## begin Given data

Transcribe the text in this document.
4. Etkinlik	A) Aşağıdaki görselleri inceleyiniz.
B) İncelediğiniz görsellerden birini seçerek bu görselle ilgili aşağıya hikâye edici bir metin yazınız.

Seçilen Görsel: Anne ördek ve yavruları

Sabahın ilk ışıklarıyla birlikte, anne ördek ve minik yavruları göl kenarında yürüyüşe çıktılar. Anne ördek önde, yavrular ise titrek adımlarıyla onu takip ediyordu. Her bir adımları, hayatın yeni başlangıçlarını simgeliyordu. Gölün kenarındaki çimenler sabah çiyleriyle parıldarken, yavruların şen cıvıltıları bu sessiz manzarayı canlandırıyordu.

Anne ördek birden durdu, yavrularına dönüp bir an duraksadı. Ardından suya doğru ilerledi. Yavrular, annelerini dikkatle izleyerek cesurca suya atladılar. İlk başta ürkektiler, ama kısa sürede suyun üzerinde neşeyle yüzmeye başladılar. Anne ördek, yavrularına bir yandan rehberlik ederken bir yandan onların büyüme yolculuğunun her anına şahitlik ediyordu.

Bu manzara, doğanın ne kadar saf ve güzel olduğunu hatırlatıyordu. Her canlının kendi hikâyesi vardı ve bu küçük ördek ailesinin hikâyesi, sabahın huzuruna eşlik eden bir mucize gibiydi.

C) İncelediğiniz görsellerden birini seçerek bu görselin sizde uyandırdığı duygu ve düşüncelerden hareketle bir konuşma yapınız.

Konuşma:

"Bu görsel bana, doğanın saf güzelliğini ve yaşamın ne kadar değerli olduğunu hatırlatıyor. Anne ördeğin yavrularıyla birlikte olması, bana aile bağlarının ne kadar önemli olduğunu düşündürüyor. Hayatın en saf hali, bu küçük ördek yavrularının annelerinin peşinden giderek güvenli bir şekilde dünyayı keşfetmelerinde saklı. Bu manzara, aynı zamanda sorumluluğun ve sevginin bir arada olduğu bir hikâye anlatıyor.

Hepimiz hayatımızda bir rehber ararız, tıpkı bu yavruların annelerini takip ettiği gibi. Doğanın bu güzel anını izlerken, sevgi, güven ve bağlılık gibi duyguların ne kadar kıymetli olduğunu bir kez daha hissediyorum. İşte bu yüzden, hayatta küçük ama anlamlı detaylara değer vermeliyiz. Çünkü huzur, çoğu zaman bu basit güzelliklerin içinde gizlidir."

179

## end Given data

Every line of the records that includes the word "seçerek" should be gathered.

B) İncelediğiniz görsellerden birini seçerek bu görselle ilgili aşağıya hikâye edici bir metin yazınız.
C) İncelediğiniz görsellerden birini seçerek bu görselin sizde uyandırdığı duygu ve düşüncelerden hareketle bir konuşma yapınız.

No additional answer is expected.